## WHAT TO PRODUCE
Write out each line that follows exactly as it stands, without the pictures.
▼▼▼
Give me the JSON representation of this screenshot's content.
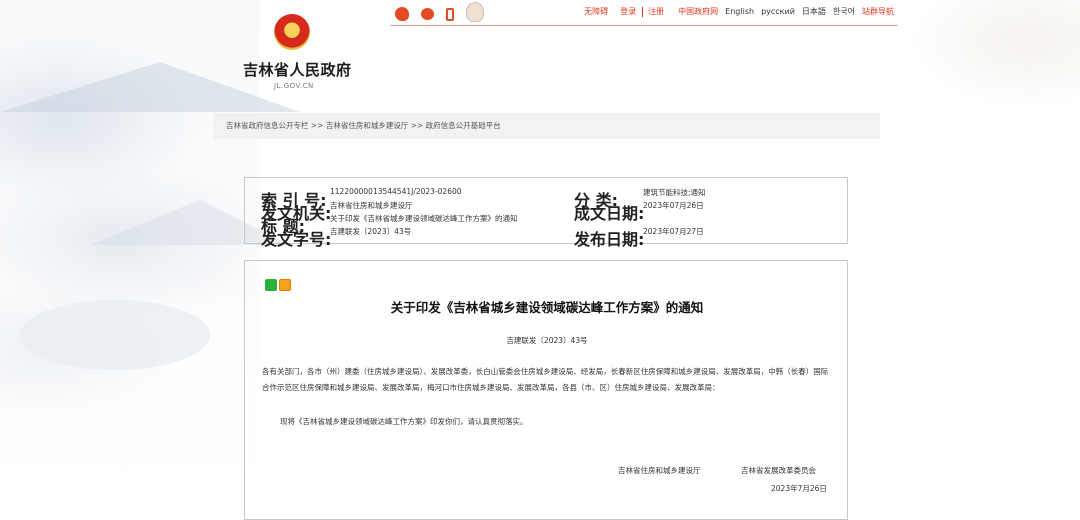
{
  "topbar": {
    "accessibility": "无障碍",
    "login": "登录",
    "register": "注册",
    "china_gov": "中国政府网",
    "languages": [
      "English",
      "русский",
      "日本語",
      "한국어"
    ],
    "cross_border": "站群导航"
  },
  "site": {
    "title": "吉林省人民政府",
    "domain": "JL.GOV.CN"
  },
  "breadcrumb": "吉林省政府信息公开专栏 >> 吉林省住房和城乡建设厅 >> 政府信息公开基础平台",
  "meta": {
    "index_label": "索  引 号:",
    "index_value": "11220000013544541J/2023-02600",
    "category_label": "分    类:",
    "category_value": "建筑节能科技;通知",
    "issuer_label": "发文机关:",
    "issuer_value": "吉林省住房和城乡建设厅",
    "created_label": "成文日期:",
    "created_value": "2023年07月26日",
    "title_label": "标    题:",
    "title_value": "关于印发《吉林省城乡建设领域碳达峰工作方案》的通知",
    "docno_label": "发文字号:",
    "docno_value": "吉建联发〔2023〕43号",
    "published_label": "发布日期:",
    "published_value": "2023年07月27日"
  },
  "article": {
    "title": "关于印发《吉林省城乡建设领域碳达峰工作方案》的通知",
    "doc_number": "吉建联发〔2023〕43号",
    "body1": "各有关部门，各市（州）建委（住房城乡建设局）、发展改革委，长白山管委会住房城乡建设局、经发局，长春新区住房保障和城乡建设局、发展改革局，中韩（长春）国际合作示范区住房保障和城乡建设局、发展改革局，梅河口市住房城乡建设局、发展改革局，各县（市、区）住房城乡建设局、发展改革局：",
    "body2": "现将《吉林省城乡建设领域碳达峰工作方案》印发你们，请认真贯彻落实。",
    "signer1": "吉林省住房和城乡建设厅",
    "signer2": "吉林省发展改革委员会",
    "sign_date": "2023年7月26日"
  },
  "icons": {
    "topbar": [
      "wechat-icon",
      "weibo-icon",
      "mobile-icon",
      "mascot-icon"
    ],
    "share": [
      "wechat-share-icon",
      "weibo-share-icon"
    ]
  },
  "colors": {
    "accent": "#e03a1e",
    "border": "#c8c8c8",
    "breadcrumb_bg": "#f2f2f2"
  }
}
▲▲▲
## THE ANSWER
Give me the JSON representation of this screenshot's content.
{
  "topbar": {
    "accessibility": "无障碍",
    "login": "登录",
    "register": "注册",
    "china_gov": "中国政府网",
    "languages": [
      "English",
      "русский",
      "日本語",
      "한국어"
    ],
    "cross_border": "站群导航"
  },
  "site": {
    "title": "吉林省人民政府",
    "domain": "JL.GOV.CN"
  },
  "breadcrumb": "吉林省政府信息公开专栏 >> 吉林省住房和城乡建设厅 >> 政府信息公开基础平台",
  "meta": {
    "index_label": "索  引 号:",
    "index_value": "11220000013544541J/2023-02600",
    "category_label": "分    类:",
    "category_value": "建筑节能科技;通知",
    "issuer_label": "发文机关:",
    "issuer_value": "吉林省住房和城乡建设厅",
    "created_label": "成文日期:",
    "created_value": "2023年07月26日",
    "title_label": "标    题:",
    "title_value": "关于印发《吉林省城乡建设领域碳达峰工作方案》的通知",
    "docno_label": "发文字号:",
    "docno_value": "吉建联发〔2023〕43号",
    "published_label": "发布日期:",
    "published_value": "2023年07月27日"
  },
  "article": {
    "title": "关于印发《吉林省城乡建设领域碳达峰工作方案》的通知",
    "doc_number": "吉建联发〔2023〕43号",
    "body1": "各有关部门，各市（州）建委（住房城乡建设局）、发展改革委，长白山管委会住房城乡建设局、经发局，长春新区住房保障和城乡建设局、发展改革局，中韩（长春）国际合作示范区住房保障和城乡建设局、发展改革局，梅河口市住房城乡建设局、发展改革局，各县（市、区）住房城乡建设局、发展改革局：",
    "body2": "现将《吉林省城乡建设领域碳达峰工作方案》印发你们，请认真贯彻落实。",
    "signer1": "吉林省住房和城乡建设厅",
    "signer2": "吉林省发展改革委员会",
    "sign_date": "2023年7月26日"
  },
  "icons": {
    "topbar": [
      "wechat-icon",
      "weibo-icon",
      "mobile-icon",
      "mascot-icon"
    ],
    "share": [
      "wechat-share-icon",
      "weibo-share-icon"
    ]
  },
  "colors": {
    "accent": "#e03a1e",
    "border": "#c8c8c8",
    "breadcrumb_bg": "#f2f2f2"
  }
}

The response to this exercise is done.